# The data start
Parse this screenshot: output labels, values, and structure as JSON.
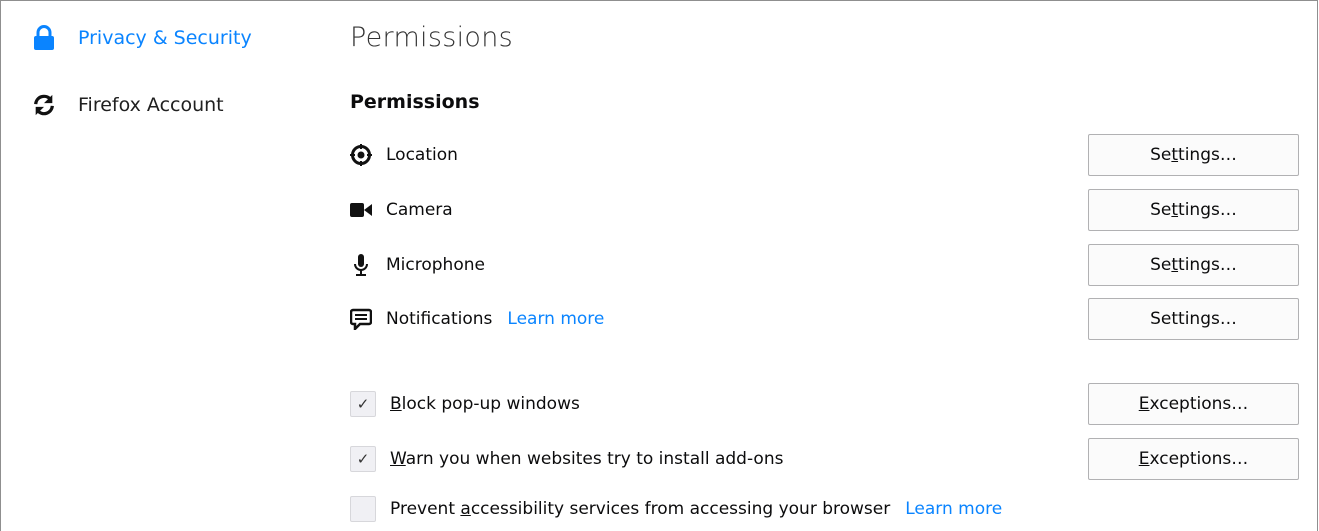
{
  "sidebar": {
    "items": [
      {
        "label": "Privacy & Security",
        "icon": "lock-icon",
        "active": true
      },
      {
        "label": "Firefox Account",
        "icon": "sync-icon",
        "active": false
      }
    ]
  },
  "page_title": "Permissions",
  "section_title": "Permissions",
  "permissions": [
    {
      "label": "Location",
      "icon": "location-icon",
      "button": {
        "pre": "Se",
        "key": "t",
        "post": "tings…"
      }
    },
    {
      "label": "Camera",
      "icon": "camera-icon",
      "button": {
        "pre": "Se",
        "key": "t",
        "post": "tings…"
      }
    },
    {
      "label": "Microphone",
      "icon": "microphone-icon",
      "button": {
        "pre": "Se",
        "key": "t",
        "post": "tings…"
      }
    },
    {
      "label": "Notifications",
      "icon": "notifications-icon",
      "link": "Learn more",
      "button": {
        "pre": "Settings…"
      }
    }
  ],
  "options": [
    {
      "checked": true,
      "key": "B",
      "rest": "lock pop-up windows",
      "button": {
        "key": "E",
        "rest": "xceptions…"
      }
    },
    {
      "checked": true,
      "key": "W",
      "rest": "arn you when websites try to install add-ons",
      "button": {
        "key": "E",
        "rest": "xceptions…"
      }
    },
    {
      "checked": false,
      "pre": "Prevent ",
      "key": "a",
      "rest": "ccessibility services from accessing your browser",
      "link": "Learn more"
    }
  ],
  "colors": {
    "accent": "#0a84ff",
    "border": "#b1b1b3"
  }
}
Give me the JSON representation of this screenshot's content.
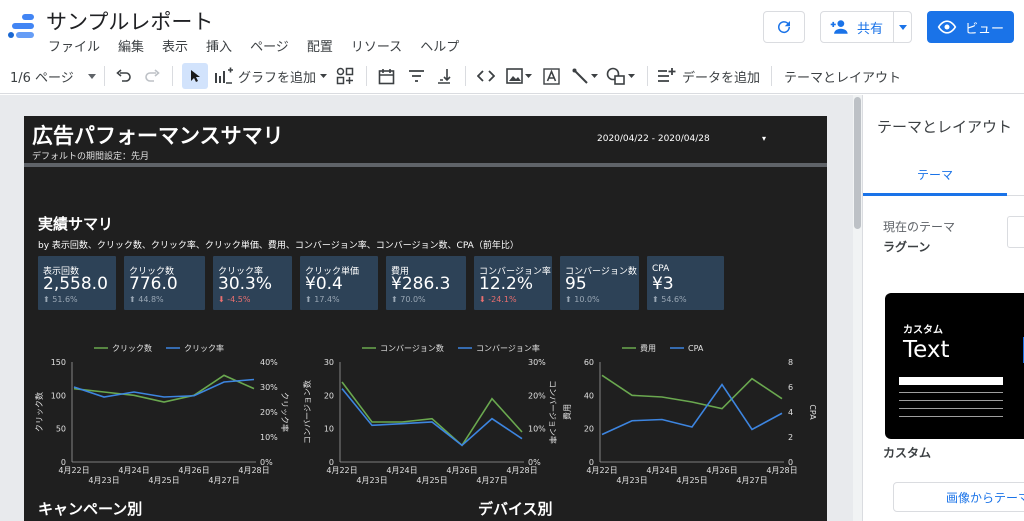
{
  "header": {
    "title": "サンプルレポート",
    "menus": [
      "ファイル",
      "編集",
      "表示",
      "挿入",
      "ページ",
      "配置",
      "リソース",
      "ヘルプ"
    ],
    "share_label": "共有",
    "view_label": "ビュー"
  },
  "toolbar": {
    "page_label": "1/6 ページ",
    "add_chart_label": "グラフを追加",
    "add_data_label": "データを追加",
    "theme_layout_label": "テーマとレイアウト"
  },
  "report": {
    "title": "広告パフォーマンスサマリ",
    "subtitle": "デフォルトの期間設定：先月",
    "date_range": "2020/04/22 - 2020/04/28",
    "date_dropdown": "▾",
    "section1_title": "実績サマリ",
    "section1_sub": "by 表示回数、クリック数、クリック率、クリック単価、費用、コンバージョン率、コンバージョン数、CPA（前年比）",
    "section2_title": "キャンペーン別",
    "section3_title": "デバイス別",
    "kpis": [
      {
        "label": "表示回数",
        "value": "2,558.0",
        "delta": "⬆ 51.6%",
        "dir": "up"
      },
      {
        "label": "クリック数",
        "value": "776.0",
        "delta": "⬆ 44.8%",
        "dir": "up"
      },
      {
        "label": "クリック率",
        "value": "30.3%",
        "delta": "⬇ -4.5%",
        "dir": "down"
      },
      {
        "label": "クリック単価",
        "value": "¥0.4",
        "delta": "⬆ 17.4%",
        "dir": "up"
      },
      {
        "label": "費用",
        "value": "¥286.3",
        "delta": "⬆ 70.0%",
        "dir": "up"
      },
      {
        "label": "コンバージョン率",
        "value": "12.2%",
        "delta": "⬇ -24.1%",
        "dir": "down"
      },
      {
        "label": "コンバージョン数",
        "value": "95",
        "delta": "⬆ 10.0%",
        "dir": "up"
      },
      {
        "label": "CPA",
        "value": "¥3",
        "delta": "⬆ 54.6%",
        "dir": "up"
      }
    ]
  },
  "colors": {
    "green": "#6aa84f",
    "blue": "#3d85e0",
    "axis": "#9e9e9e",
    "accent": "#1a73e8"
  },
  "chart_data": [
    {
      "type": "line",
      "x": [
        "4月22日",
        "4月23日",
        "4月24日",
        "4月25日",
        "4月26日",
        "4月27日",
        "4月28日"
      ],
      "series": [
        {
          "name": "クリック数",
          "axis": "left",
          "color": "#6aa84f",
          "values": [
            110,
            105,
            100,
            90,
            100,
            130,
            110
          ]
        },
        {
          "name": "クリック率",
          "axis": "right",
          "color": "#3d85e0",
          "values": [
            30,
            26,
            28,
            26,
            26.5,
            32,
            33
          ]
        }
      ],
      "ylabel": "クリック数",
      "y2label": "クリック率",
      "ylim": [
        0,
        150
      ],
      "yticks": [
        "0",
        "50",
        "100",
        "150"
      ],
      "y2lim": [
        0,
        40
      ],
      "y2ticks": [
        "0%",
        "10%",
        "20%",
        "30%",
        "40%"
      ]
    },
    {
      "type": "line",
      "x": [
        "4月22日",
        "4月23日",
        "4月24日",
        "4月25日",
        "4月26日",
        "4月27日",
        "4月28日"
      ],
      "series": [
        {
          "name": "コンバージョン数",
          "axis": "left",
          "color": "#6aa84f",
          "values": [
            24,
            12,
            12,
            13,
            5,
            19,
            9
          ]
        },
        {
          "name": "コンバージョン率",
          "axis": "right",
          "color": "#3d85e0",
          "values": [
            22,
            11,
            11.5,
            12,
            5,
            13,
            7
          ]
        }
      ],
      "ylabel": "コンバージョン数",
      "y2label": "コンバージョン率",
      "ylim": [
        0,
        30
      ],
      "yticks": [
        "0",
        "10",
        "20",
        "30"
      ],
      "y2lim": [
        0,
        30
      ],
      "y2ticks": [
        "0%",
        "10%",
        "20%",
        "30%"
      ]
    },
    {
      "type": "line",
      "x": [
        "4月22日",
        "4月23日",
        "4月24日",
        "4月25日",
        "4月26日",
        "4月27日",
        "4月28日"
      ],
      "series": [
        {
          "name": "費用",
          "axis": "left",
          "color": "#6aa84f",
          "values": [
            52,
            40,
            39,
            36,
            32,
            50,
            38
          ]
        },
        {
          "name": "CPA",
          "axis": "right",
          "color": "#3d85e0",
          "values": [
            2.2,
            3.3,
            3.4,
            2.8,
            6.2,
            2.6,
            3.9
          ]
        }
      ],
      "ylabel": "費用",
      "y2label": "CPA",
      "ylim": [
        0,
        60
      ],
      "yticks": [
        "0",
        "20",
        "40",
        "60"
      ],
      "y2lim": [
        0,
        8
      ],
      "y2ticks": [
        "0",
        "2",
        "4",
        "6",
        "8"
      ]
    }
  ],
  "panel": {
    "title": "テーマとレイアウト",
    "tab_theme": "テーマ",
    "current_theme_label": "現在のテーマ",
    "current_theme_value": "ラグーン",
    "card_heading": "カスタム",
    "card_big_text": "Text",
    "card_name": "カスタム",
    "from_image_label": "画像からテーマ"
  }
}
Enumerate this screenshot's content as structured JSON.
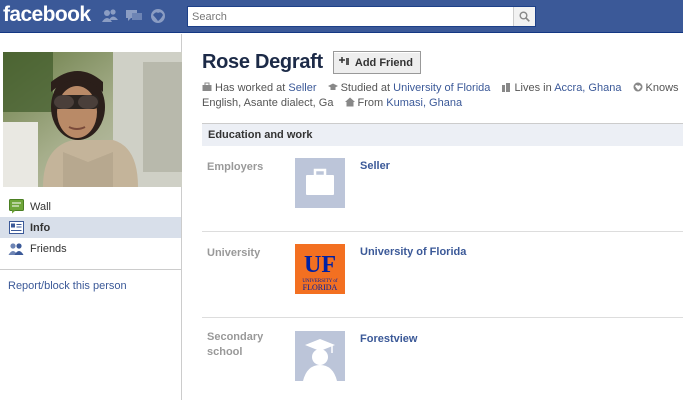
{
  "topbar": {
    "logo": "facebook",
    "search_placeholder": "Search",
    "jewels": [
      "friend-requests-icon",
      "messages-icon",
      "notifications-icon"
    ]
  },
  "nav": {
    "items": [
      {
        "label": "Wall",
        "icon": "wall-icon"
      },
      {
        "label": "Info",
        "icon": "info-icon",
        "active": true
      },
      {
        "label": "Friends",
        "icon": "friends-icon"
      }
    ],
    "report_link": "Report/block this person"
  },
  "profile": {
    "name": "Rose Degraft",
    "add_friend_label": "Add Friend",
    "bio": {
      "worked_prefix": "Has worked at",
      "worked_link": "Seller",
      "studied_prefix": "Studied at",
      "studied_link": "University of Florida",
      "lives_prefix": "Lives in",
      "lives_link": "Accra, Ghana",
      "knows_prefix": "Knows",
      "knows_text": "English, Asante dialect, Ga",
      "from_prefix": "From",
      "from_link": "Kumasi, Ghana"
    }
  },
  "section": {
    "title": "Education and work",
    "rows": [
      {
        "label": "Employers",
        "link": "Seller",
        "thumb": "briefcase-icon"
      },
      {
        "label": "University",
        "link": "University of Florida",
        "thumb": "uf-logo"
      },
      {
        "label": "Secondary school",
        "link": "Forestview",
        "thumb": "graduate-icon"
      }
    ]
  },
  "colors": {
    "brand_blue": "#3b5998",
    "header_bg": "#eceff5",
    "active_nav_bg": "#d8dfea",
    "uf_orange": "#f37021",
    "uf_blue": "#0021a5"
  }
}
# The data end
In the material above, find the lines that contain "delta" and show them.

▶ Result:
        "delta": "⬆ 51.6%",
        "delta": "⬆ 44.8%",
        "delta": "⬇ -4.5%",
        "delta": "⬆ 17.4%",
        "delta": "⬆ 70.0%",
        "delta": "⬇ -24.1%",
        "delta": "⬆ 10.0%",
        "delta": "⬆ 54.6%",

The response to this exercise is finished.